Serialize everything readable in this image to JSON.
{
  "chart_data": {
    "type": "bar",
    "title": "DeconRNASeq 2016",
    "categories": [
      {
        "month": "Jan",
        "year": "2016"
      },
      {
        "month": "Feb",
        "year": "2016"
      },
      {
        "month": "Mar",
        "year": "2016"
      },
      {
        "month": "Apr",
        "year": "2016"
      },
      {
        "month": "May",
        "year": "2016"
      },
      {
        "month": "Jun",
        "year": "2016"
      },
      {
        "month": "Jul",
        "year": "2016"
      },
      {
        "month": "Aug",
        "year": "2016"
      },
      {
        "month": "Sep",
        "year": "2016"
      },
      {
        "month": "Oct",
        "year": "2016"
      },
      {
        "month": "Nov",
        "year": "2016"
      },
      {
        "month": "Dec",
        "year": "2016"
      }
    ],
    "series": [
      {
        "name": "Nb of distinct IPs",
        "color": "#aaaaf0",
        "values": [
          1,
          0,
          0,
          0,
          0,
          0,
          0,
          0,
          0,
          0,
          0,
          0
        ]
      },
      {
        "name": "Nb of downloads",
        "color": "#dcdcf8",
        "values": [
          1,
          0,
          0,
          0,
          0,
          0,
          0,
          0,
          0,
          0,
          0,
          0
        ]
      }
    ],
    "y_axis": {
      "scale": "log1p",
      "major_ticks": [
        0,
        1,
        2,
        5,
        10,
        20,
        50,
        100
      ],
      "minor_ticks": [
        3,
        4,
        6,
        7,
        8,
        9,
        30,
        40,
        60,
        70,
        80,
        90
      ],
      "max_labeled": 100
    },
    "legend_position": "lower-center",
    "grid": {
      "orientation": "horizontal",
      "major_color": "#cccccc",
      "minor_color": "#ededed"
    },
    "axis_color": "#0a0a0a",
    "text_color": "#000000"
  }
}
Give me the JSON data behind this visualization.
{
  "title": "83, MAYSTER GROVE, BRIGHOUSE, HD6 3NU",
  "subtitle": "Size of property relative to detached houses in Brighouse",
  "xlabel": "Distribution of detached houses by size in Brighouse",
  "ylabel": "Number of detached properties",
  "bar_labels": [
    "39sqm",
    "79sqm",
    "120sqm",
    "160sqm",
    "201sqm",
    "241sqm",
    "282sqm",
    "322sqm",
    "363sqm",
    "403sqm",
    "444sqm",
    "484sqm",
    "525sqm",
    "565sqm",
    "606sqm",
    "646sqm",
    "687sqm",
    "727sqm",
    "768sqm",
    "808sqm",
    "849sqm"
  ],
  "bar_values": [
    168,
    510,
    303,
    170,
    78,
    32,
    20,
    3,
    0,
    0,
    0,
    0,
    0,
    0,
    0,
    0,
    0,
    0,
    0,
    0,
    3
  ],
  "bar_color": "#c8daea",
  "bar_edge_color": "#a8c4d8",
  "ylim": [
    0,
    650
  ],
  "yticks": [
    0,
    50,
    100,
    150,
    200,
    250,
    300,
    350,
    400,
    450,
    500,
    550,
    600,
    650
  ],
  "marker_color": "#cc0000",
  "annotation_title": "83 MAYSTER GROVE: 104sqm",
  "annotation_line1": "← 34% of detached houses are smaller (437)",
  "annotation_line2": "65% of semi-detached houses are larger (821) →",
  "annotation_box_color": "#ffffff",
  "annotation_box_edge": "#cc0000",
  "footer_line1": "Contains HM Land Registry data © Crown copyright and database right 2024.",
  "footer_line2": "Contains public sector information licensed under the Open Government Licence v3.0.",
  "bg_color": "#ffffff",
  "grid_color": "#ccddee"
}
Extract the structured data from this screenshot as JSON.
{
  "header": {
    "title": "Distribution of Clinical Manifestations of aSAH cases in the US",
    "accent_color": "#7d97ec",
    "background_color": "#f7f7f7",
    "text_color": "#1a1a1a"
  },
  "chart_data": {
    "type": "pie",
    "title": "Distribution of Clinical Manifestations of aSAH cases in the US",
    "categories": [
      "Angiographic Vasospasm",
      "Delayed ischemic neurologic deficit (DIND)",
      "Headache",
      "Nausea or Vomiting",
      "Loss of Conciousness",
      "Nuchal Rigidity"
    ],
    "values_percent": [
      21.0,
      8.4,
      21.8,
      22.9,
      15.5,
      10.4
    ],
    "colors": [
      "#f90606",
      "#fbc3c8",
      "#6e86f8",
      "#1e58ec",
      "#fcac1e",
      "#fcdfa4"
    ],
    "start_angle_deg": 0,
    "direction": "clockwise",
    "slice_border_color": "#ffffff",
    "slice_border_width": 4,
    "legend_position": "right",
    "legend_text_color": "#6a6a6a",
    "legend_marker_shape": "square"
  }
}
★ ★ ★ ★
* **Task details**: Extract each record, keeping it identical to the original.

* **Exercise output**:
Serialize everything readable in this image to JSON.
{
  "chart_data": {
    "type": "bar",
    "title": "DeconRNASeq 2016",
    "categories": [
      {
        "month": "Jan",
        "year": "2016"
      },
      {
        "month": "Feb",
        "year": "2016"
      },
      {
        "month": "Mar",
        "year": "2016"
      },
      {
        "month": "Apr",
        "year": "2016"
      },
      {
        "month": "May",
        "year": "2016"
      },
      {
        "month": "Jun",
        "year": "2016"
      },
      {
        "month": "Jul",
        "year": "2016"
      },
      {
        "month": "Aug",
        "year": "2016"
      },
      {
        "month": "Sep",
        "year": "2016"
      },
      {
        "month": "Oct",
        "year": "2016"
      },
      {
        "month": "Nov",
        "year": "2016"
      },
      {
        "month": "Dec",
        "year": "2016"
      }
    ],
    "series": [
      {
        "name": "Nb of distinct IPs",
        "color": "#aaaaf0",
        "values": [
          1,
          0,
          0,
          0,
          0,
          0,
          0,
          0,
          0,
          0,
          0,
          0
        ]
      },
      {
        "name": "Nb of downloads",
        "color": "#dcdcf8",
        "values": [
          1,
          0,
          0,
          0,
          0,
          0,
          0,
          0,
          0,
          0,
          0,
          0
        ]
      }
    ],
    "y_axis": {
      "scale": "log1p",
      "major_ticks": [
        0,
        1,
        2,
        5,
        10,
        20,
        50,
        100
      ],
      "minor_ticks": [
        3,
        4,
        6,
        7,
        8,
        9,
        30,
        40,
        60,
        70,
        80,
        90
      ],
      "max_labeled": 100
    },
    "legend_position": "lower-center",
    "grid": {
      "orientation": "horizontal",
      "major_color": "#cccccc",
      "minor_color": "#ededed"
    },
    "axis_color": "#0a0a0a",
    "text_color": "#000000"
  }
}
Give me the JSON data behind this visualization.
{
  "title": "83, MAYSTER GROVE, BRIGHOUSE, HD6 3NU",
  "subtitle": "Size of property relative to detached houses in Brighouse",
  "xlabel": "Distribution of detached houses by size in Brighouse",
  "ylabel": "Number of detached properties",
  "bar_labels": [
    "39sqm",
    "79sqm",
    "120sqm",
    "160sqm",
    "201sqm",
    "241sqm",
    "282sqm",
    "322sqm",
    "363sqm",
    "403sqm",
    "444sqm",
    "484sqm",
    "525sqm",
    "565sqm",
    "606sqm",
    "646sqm",
    "687sqm",
    "727sqm",
    "768sqm",
    "808sqm",
    "849sqm"
  ],
  "bar_values": [
    168,
    510,
    303,
    170,
    78,
    32,
    20,
    3,
    0,
    0,
    0,
    0,
    0,
    0,
    0,
    0,
    0,
    0,
    0,
    0,
    3
  ],
  "bar_color": "#c8daea",
  "bar_edge_color": "#a8c4d8",
  "ylim": [
    0,
    650
  ],
  "yticks": [
    0,
    50,
    100,
    150,
    200,
    250,
    300,
    350,
    400,
    450,
    500,
    550,
    600,
    650
  ],
  "marker_color": "#cc0000",
  "annotation_title": "83 MAYSTER GROVE: 104sqm",
  "annotation_line1": "← 34% of detached houses are smaller (437)",
  "annotation_line2": "65% of semi-detached houses are larger (821) →",
  "annotation_box_color": "#ffffff",
  "annotation_box_edge": "#cc0000",
  "footer_line1": "Contains HM Land Registry data © Crown copyright and database right 2024.",
  "footer_line2": "Contains public sector information licensed under the Open Government Licence v3.0.",
  "bg_color": "#ffffff",
  "grid_color": "#ccddee"
}
Extract the structured data from this screenshot as JSON.
{
  "header": {
    "title": "Distribution of Clinical Manifestations of aSAH cases in the US",
    "accent_color": "#7d97ec",
    "background_color": "#f7f7f7",
    "text_color": "#1a1a1a"
  },
  "chart_data": {
    "type": "pie",
    "title": "Distribution of Clinical Manifestations of aSAH cases in the US",
    "categories": [
      "Angiographic Vasospasm",
      "Delayed ischemic neurologic deficit (DIND)",
      "Headache",
      "Nausea or Vomiting",
      "Loss of Conciousness",
      "Nuchal Rigidity"
    ],
    "values_percent": [
      21.0,
      8.4,
      21.8,
      22.9,
      15.5,
      10.4
    ],
    "colors": [
      "#f90606",
      "#fbc3c8",
      "#6e86f8",
      "#1e58ec",
      "#fcac1e",
      "#fcdfa4"
    ],
    "start_angle_deg": 0,
    "direction": "clockwise",
    "slice_border_color": "#ffffff",
    "slice_border_width": 4,
    "legend_position": "right",
    "legend_text_color": "#6a6a6a",
    "legend_marker_shape": "square"
  }
}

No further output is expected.